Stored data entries
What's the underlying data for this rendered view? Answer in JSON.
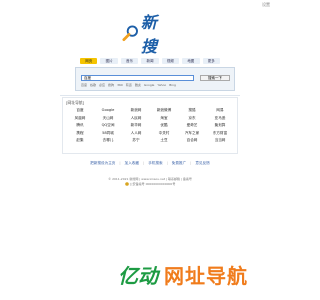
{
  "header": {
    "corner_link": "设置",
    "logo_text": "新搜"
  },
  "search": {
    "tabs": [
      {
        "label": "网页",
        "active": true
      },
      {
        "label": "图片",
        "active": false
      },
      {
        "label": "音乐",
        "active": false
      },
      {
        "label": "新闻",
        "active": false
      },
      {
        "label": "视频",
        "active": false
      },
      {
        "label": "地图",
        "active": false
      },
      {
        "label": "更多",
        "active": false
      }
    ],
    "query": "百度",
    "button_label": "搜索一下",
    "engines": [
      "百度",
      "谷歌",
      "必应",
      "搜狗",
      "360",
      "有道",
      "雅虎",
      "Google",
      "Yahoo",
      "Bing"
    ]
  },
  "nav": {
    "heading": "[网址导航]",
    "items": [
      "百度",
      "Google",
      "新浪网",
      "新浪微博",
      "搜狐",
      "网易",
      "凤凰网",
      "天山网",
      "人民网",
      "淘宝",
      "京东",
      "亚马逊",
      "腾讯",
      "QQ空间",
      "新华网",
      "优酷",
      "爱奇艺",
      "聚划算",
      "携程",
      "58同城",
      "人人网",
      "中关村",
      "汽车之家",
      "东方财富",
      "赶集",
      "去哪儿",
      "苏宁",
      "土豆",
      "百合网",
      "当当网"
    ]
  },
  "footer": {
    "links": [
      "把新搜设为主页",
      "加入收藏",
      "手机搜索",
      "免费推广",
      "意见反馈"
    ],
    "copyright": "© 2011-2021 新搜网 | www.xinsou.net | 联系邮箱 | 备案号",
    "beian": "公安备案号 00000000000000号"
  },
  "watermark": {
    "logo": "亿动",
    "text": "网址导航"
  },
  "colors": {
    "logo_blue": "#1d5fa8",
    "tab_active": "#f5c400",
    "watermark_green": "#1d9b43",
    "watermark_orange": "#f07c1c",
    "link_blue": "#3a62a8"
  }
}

* * *

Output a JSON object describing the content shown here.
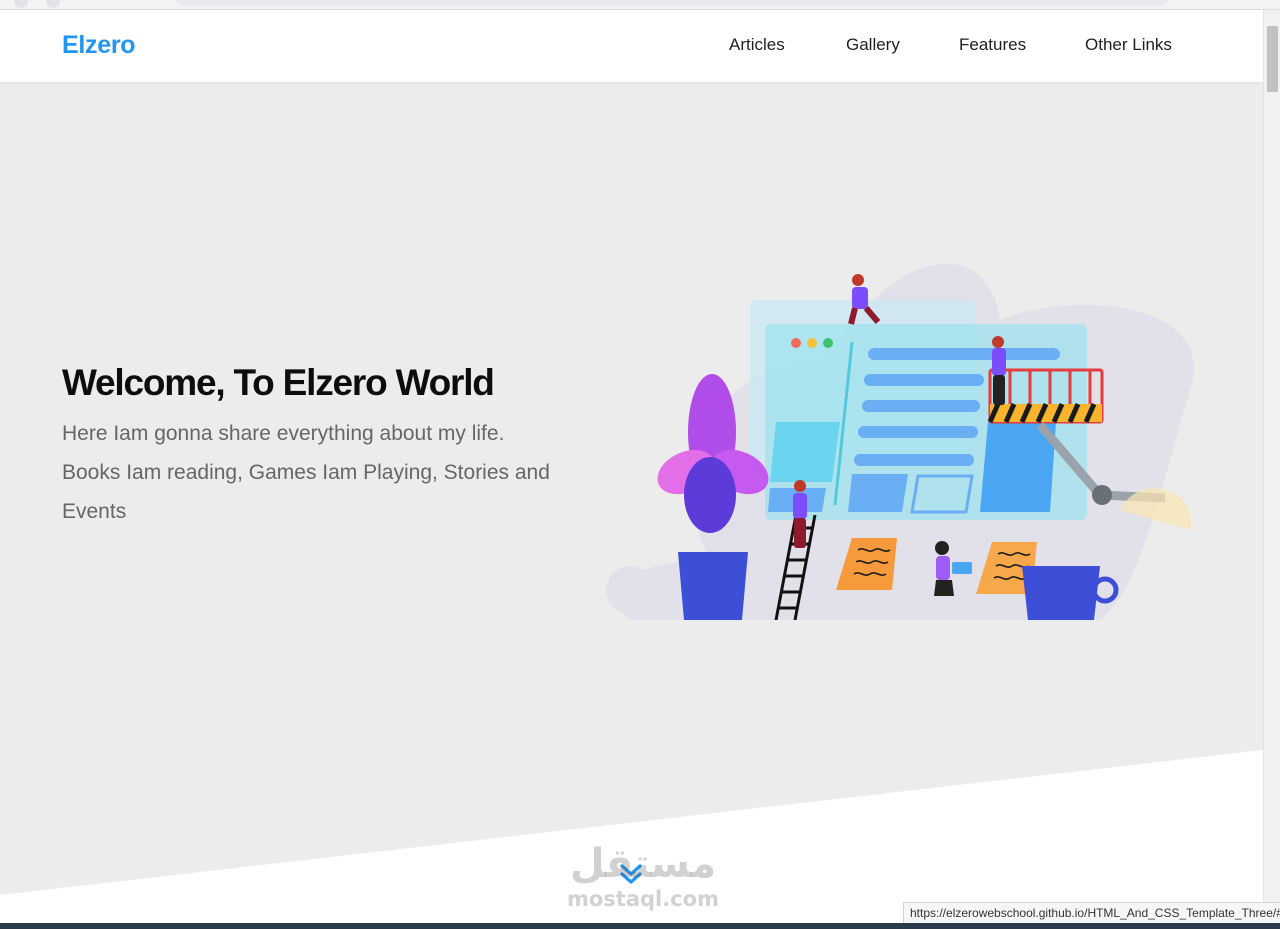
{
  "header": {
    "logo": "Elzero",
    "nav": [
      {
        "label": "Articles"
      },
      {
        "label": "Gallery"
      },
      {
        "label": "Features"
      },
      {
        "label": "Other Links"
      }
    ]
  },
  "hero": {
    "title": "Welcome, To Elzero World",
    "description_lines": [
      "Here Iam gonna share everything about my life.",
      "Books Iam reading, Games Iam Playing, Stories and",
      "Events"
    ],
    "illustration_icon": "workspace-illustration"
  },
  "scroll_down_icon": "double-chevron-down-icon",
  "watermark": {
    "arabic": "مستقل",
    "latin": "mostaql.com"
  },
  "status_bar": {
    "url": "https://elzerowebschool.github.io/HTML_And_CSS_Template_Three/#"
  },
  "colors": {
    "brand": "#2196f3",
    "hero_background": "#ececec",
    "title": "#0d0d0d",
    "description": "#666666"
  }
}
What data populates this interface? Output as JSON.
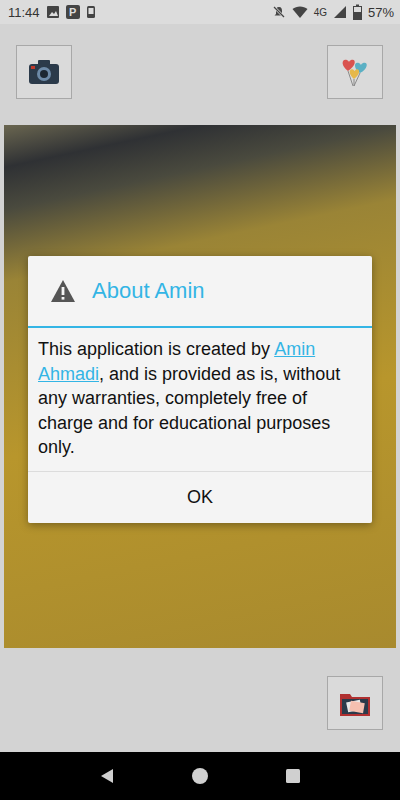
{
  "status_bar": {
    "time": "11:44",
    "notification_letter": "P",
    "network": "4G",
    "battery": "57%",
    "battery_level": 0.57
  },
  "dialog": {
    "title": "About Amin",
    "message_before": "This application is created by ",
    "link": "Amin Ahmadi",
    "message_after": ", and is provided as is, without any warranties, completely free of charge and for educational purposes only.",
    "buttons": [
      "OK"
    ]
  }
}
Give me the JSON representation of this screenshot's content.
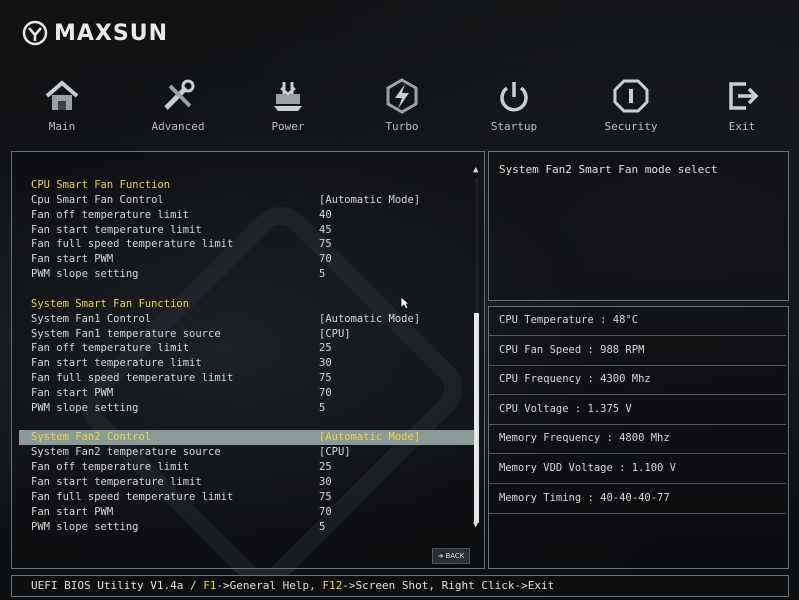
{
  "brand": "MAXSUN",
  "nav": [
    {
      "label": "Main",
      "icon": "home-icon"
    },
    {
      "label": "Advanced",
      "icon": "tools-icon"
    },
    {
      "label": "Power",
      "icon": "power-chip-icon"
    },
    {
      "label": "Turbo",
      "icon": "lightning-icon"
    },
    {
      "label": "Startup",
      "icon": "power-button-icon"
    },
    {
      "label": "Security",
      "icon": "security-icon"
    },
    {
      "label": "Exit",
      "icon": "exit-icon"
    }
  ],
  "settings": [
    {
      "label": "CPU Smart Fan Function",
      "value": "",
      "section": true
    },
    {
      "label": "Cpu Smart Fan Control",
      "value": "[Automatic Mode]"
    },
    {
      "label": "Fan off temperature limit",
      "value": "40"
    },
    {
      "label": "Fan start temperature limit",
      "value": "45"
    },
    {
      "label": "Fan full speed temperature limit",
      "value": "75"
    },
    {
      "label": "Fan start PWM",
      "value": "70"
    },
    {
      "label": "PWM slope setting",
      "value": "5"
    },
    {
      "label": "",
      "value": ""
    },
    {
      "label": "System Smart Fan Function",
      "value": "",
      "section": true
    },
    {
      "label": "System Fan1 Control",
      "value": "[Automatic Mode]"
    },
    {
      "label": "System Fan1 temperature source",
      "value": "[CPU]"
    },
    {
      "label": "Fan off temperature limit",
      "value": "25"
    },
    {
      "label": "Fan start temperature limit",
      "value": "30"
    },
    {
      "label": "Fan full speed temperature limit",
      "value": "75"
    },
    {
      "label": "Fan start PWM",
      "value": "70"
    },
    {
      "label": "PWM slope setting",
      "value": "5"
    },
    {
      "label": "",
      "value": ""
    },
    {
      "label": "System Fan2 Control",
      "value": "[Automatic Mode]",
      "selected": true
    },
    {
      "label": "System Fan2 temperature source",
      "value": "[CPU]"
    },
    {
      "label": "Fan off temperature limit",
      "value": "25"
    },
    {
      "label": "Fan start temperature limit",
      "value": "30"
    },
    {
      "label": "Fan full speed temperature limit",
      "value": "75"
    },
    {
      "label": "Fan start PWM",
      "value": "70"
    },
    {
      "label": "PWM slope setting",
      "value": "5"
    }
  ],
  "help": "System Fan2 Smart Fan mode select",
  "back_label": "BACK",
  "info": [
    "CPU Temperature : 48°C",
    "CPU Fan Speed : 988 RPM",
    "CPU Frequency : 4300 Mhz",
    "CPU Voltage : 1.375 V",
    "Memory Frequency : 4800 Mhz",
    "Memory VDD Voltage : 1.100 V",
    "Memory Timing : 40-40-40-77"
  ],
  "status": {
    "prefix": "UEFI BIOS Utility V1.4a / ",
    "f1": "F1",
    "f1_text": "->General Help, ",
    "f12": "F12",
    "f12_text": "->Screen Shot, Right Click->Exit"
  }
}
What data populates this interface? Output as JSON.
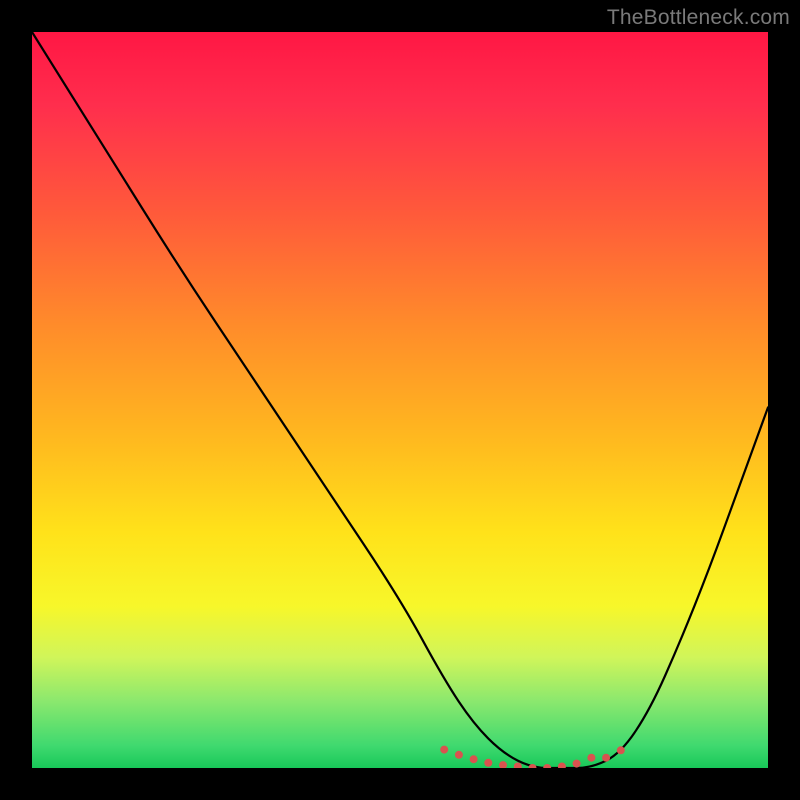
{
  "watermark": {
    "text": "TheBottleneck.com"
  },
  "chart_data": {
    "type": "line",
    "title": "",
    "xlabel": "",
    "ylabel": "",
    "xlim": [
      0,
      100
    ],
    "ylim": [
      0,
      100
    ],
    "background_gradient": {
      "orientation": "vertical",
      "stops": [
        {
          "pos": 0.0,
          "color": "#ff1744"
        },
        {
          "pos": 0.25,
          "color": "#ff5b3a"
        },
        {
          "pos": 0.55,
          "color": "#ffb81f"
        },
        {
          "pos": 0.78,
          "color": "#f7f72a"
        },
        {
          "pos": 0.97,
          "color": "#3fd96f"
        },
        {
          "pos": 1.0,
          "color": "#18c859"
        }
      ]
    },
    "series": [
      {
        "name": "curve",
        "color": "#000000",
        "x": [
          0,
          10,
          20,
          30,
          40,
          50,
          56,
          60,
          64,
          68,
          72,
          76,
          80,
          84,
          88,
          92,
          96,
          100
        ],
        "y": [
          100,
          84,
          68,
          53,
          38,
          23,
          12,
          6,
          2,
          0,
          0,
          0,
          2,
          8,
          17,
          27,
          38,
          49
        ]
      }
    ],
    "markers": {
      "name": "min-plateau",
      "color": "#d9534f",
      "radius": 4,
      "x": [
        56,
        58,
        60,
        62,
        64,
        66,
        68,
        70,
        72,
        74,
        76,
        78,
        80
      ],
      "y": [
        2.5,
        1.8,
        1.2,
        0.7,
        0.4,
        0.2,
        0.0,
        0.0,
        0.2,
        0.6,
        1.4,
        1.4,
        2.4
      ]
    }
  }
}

**TASK GOAL:** Extract every line from the records above that contains the word "source".

**FINAL ANSWER:**
      "label": "System Fan1 temperature source",
      "label": "System Fan2 temperature source",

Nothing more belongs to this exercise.